Stored items from a collection
▬▬▬▬▬▬▬▬▬▬

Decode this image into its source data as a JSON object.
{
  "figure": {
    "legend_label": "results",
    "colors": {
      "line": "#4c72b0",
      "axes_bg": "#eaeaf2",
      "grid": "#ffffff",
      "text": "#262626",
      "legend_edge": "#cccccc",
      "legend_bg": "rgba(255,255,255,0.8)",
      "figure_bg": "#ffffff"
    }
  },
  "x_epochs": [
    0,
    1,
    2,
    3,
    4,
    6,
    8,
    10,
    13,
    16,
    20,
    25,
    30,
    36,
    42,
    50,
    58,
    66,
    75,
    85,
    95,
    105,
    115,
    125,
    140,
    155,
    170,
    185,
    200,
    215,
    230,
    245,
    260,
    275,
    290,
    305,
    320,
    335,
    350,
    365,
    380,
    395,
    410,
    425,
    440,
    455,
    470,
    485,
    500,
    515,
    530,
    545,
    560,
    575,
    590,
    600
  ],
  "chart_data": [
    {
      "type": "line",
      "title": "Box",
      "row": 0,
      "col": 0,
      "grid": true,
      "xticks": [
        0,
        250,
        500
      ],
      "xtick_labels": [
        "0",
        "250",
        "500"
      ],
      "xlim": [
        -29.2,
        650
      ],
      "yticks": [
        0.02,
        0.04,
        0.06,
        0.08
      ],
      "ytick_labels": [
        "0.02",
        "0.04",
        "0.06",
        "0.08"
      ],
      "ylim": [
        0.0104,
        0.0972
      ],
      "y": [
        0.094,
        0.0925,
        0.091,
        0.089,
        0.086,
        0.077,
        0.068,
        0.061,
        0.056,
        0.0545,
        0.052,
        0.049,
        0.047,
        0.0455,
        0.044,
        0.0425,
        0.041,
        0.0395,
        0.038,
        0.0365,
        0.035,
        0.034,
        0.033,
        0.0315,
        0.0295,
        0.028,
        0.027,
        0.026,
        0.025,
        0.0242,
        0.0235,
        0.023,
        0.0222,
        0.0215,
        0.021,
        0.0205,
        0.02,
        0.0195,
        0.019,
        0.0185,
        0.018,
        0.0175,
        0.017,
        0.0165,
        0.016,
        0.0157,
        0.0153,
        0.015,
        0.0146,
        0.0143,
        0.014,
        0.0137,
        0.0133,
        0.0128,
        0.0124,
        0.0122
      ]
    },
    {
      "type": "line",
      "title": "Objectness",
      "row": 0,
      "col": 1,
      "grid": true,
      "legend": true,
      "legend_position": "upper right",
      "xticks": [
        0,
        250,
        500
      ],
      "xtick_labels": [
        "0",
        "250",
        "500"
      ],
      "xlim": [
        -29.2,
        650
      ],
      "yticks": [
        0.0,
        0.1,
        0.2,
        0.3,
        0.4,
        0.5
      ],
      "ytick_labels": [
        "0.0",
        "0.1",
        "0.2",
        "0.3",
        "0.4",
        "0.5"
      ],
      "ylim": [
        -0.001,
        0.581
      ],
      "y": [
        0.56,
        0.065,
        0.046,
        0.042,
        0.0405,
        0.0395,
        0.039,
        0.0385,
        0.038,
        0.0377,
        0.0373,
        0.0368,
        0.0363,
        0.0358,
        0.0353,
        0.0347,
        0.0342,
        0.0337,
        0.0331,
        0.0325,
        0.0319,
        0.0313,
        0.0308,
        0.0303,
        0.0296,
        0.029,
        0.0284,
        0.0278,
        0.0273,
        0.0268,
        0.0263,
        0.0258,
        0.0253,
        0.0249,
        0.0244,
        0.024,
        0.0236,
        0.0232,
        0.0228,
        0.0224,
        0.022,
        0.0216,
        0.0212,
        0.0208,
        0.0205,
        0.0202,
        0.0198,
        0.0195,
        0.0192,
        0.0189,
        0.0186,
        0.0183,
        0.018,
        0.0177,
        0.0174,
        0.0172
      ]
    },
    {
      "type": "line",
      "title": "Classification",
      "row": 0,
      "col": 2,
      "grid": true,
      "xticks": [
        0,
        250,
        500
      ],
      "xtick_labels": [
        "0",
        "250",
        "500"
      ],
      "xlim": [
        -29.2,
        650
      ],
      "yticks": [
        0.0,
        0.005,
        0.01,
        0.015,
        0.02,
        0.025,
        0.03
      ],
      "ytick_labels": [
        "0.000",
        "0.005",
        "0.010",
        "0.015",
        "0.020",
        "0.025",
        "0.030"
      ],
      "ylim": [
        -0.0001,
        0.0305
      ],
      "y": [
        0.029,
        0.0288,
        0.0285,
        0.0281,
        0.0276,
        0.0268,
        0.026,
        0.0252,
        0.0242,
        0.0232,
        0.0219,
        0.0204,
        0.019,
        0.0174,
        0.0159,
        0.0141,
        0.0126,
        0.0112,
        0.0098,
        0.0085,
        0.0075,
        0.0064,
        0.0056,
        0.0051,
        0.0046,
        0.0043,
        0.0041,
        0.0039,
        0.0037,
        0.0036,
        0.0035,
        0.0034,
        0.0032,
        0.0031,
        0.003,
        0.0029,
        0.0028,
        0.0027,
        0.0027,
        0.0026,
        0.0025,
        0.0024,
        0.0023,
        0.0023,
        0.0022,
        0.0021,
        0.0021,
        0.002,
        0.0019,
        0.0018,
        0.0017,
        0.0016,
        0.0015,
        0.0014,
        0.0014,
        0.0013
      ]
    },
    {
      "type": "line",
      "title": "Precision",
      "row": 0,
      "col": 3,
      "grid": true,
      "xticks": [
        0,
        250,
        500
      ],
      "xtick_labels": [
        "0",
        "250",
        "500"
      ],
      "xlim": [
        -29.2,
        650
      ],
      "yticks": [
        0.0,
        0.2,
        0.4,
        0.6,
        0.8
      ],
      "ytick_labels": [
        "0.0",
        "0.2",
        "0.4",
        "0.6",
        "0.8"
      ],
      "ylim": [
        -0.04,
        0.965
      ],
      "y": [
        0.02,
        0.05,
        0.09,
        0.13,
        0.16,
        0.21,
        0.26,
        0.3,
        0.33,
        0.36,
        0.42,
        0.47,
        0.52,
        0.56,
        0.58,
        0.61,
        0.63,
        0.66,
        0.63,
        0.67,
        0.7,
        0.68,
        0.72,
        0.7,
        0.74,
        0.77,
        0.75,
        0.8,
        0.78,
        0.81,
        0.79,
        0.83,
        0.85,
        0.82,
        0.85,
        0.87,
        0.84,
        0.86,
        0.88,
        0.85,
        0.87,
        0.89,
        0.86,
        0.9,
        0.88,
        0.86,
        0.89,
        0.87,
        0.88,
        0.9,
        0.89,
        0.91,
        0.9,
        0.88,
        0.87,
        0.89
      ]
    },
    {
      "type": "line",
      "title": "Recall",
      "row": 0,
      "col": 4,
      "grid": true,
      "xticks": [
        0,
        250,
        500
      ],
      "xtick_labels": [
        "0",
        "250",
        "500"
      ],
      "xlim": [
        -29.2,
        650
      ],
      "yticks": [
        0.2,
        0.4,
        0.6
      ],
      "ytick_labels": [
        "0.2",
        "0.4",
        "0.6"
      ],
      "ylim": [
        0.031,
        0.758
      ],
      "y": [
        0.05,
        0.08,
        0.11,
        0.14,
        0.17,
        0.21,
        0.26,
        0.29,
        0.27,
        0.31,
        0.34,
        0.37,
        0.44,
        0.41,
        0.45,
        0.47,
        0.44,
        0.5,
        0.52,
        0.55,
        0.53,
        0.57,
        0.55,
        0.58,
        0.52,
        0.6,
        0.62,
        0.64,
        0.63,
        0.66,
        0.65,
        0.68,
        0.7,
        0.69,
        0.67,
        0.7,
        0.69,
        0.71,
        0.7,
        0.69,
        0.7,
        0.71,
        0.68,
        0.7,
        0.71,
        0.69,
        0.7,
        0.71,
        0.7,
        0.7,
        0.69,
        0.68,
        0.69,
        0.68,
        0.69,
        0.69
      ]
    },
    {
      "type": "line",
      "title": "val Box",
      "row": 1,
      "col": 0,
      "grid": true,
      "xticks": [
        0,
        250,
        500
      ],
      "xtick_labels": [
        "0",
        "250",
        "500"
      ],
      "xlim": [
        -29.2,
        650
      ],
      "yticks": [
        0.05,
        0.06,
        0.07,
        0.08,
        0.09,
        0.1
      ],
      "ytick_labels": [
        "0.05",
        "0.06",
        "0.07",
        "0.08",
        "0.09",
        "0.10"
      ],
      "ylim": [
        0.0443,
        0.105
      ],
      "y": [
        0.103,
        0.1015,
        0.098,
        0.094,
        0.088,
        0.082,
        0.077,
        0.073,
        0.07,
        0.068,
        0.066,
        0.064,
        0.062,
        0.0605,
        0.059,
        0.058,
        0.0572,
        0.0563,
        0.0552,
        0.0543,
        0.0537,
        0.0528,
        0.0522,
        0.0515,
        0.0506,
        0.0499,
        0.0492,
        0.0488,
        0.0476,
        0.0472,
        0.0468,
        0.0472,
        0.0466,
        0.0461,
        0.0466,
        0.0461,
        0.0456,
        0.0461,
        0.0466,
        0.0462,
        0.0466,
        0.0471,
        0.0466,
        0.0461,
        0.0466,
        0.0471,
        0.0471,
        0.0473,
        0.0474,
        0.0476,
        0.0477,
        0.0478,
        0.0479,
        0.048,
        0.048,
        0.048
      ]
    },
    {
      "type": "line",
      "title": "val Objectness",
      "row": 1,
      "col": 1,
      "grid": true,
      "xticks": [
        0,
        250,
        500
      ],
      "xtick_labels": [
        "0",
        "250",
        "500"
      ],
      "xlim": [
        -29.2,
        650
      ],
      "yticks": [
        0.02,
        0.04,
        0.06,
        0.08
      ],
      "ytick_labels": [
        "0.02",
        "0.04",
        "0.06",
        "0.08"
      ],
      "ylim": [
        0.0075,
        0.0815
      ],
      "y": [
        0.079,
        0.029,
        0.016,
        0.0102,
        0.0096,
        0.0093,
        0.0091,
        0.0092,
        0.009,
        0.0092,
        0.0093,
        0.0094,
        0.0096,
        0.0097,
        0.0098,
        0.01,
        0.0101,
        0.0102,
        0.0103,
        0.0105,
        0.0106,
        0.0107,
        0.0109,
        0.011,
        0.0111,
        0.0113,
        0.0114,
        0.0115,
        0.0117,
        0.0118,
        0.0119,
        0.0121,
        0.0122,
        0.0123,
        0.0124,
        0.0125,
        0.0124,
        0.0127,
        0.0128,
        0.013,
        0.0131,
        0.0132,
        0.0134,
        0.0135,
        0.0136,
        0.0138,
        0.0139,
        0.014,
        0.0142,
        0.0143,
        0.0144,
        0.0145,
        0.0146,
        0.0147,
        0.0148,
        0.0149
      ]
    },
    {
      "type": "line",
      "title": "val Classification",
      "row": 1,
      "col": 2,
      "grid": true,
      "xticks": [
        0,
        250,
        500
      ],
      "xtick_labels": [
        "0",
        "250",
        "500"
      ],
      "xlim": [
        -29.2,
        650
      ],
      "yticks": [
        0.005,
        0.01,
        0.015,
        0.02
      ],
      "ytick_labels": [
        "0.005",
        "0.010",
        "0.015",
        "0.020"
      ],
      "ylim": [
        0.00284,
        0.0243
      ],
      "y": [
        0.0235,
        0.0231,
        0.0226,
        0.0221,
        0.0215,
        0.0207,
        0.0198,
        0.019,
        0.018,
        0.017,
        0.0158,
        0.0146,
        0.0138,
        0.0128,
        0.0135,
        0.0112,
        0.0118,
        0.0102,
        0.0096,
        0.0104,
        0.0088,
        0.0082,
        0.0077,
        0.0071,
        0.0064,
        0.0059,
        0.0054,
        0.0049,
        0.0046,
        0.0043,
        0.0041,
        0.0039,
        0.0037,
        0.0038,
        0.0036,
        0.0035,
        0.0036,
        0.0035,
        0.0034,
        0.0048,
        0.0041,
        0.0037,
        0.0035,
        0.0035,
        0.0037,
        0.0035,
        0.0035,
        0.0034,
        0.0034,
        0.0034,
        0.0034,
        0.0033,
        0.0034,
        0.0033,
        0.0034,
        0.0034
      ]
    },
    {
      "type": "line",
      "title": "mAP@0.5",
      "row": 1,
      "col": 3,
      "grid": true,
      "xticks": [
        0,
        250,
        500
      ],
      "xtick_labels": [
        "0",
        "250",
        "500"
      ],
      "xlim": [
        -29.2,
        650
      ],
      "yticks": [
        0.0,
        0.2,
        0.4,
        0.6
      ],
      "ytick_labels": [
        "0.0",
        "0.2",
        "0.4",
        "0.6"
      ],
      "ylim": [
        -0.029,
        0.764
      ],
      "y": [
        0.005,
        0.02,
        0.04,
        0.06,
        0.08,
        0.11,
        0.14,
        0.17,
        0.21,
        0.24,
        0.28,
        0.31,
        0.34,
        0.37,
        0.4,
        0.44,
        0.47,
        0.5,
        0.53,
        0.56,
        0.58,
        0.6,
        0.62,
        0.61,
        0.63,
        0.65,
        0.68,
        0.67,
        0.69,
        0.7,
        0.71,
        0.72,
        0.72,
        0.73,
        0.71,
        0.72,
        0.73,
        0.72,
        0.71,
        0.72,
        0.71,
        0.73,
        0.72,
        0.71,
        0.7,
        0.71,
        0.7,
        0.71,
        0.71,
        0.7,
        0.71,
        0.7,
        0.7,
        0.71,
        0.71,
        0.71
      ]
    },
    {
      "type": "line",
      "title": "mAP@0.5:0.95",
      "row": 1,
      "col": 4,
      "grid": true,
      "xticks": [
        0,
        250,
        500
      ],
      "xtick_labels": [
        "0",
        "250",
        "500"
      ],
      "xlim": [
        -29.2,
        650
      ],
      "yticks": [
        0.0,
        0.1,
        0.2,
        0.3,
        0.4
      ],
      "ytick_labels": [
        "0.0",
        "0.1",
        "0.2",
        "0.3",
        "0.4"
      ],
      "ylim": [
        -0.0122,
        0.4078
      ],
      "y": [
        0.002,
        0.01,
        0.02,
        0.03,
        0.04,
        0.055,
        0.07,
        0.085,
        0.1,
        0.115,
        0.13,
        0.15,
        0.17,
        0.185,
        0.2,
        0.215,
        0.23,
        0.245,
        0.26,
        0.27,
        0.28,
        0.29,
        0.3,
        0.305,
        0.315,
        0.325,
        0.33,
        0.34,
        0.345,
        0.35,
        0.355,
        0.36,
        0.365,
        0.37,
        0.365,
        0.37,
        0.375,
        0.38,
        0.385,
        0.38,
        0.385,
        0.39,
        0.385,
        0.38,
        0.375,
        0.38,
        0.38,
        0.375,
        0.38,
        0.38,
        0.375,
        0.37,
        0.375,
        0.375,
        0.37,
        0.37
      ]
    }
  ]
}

▬▬▬▬▬▬▬▬▬▬

- _PROBLEM STATEMENT_
Find the lines that include the string "Objectness", then copy each of them.

- _FINAL RESULT_
      "title": "Objectness",
      "title": "val Objectness",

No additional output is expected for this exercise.